* [To do]: Return the exact lines spanning from the line with "Type out the text in this image." through the last line of the entries, boundaries included, and no others.
Start Data provided
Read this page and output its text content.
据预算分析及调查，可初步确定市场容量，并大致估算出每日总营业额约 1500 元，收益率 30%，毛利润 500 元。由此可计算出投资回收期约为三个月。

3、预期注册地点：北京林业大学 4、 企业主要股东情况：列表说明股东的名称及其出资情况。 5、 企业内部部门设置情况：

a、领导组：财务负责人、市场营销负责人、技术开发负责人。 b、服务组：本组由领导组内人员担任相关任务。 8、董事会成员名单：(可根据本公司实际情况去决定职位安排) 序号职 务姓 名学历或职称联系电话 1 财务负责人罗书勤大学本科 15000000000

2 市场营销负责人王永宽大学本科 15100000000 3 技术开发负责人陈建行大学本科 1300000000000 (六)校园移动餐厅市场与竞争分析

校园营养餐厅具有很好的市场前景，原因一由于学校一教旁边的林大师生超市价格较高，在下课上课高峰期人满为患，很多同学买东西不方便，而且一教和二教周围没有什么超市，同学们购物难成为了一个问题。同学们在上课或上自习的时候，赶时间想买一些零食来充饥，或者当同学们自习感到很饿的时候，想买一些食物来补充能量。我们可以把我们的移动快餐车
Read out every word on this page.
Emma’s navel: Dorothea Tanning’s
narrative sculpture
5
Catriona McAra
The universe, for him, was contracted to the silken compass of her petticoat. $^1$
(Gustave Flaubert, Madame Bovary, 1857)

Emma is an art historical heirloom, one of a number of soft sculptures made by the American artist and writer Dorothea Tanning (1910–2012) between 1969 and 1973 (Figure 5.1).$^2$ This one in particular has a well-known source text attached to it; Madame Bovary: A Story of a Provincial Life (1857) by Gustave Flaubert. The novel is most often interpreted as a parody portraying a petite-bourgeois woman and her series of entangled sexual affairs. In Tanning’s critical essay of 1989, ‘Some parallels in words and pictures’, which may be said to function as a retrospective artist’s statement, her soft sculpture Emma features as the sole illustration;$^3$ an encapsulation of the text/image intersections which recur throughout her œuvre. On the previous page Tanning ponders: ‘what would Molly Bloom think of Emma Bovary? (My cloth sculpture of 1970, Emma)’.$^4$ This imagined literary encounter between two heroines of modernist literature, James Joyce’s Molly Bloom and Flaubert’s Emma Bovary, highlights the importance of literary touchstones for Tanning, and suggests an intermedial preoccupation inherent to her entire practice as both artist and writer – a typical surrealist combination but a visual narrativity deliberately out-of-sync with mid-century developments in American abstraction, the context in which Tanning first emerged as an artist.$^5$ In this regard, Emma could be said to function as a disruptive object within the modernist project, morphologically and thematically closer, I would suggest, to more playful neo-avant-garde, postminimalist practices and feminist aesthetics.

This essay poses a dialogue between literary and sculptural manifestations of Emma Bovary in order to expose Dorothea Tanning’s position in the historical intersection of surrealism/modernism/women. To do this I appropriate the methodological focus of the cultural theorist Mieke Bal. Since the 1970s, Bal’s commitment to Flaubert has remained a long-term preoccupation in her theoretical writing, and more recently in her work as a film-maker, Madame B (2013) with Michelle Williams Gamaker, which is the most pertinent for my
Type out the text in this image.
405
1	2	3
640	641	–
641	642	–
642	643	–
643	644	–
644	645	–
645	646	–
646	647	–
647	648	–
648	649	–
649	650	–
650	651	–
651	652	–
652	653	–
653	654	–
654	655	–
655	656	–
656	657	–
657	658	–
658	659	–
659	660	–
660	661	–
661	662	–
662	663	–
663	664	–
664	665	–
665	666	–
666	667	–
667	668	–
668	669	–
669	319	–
End Data provided
* [Written answer]:
Type out the text in this image.
405
1	2	3
640	641	–
641	642	–
642	643	–
643	644	–
644	645	–
645	646	–
646	647	–
647	648	–
648	649	–
649	650	–
650	651	–
651	652	–
652	653	–
653	654	–
654	655	–
655	656	–
656	657	–
657	658	–
658	659	–
659	660	–
660	661	–
661	662	–
662	663	–
663	664	–
664	665	–
665	666	–
666	667	–
667	668	–
668	669	–
669	319	–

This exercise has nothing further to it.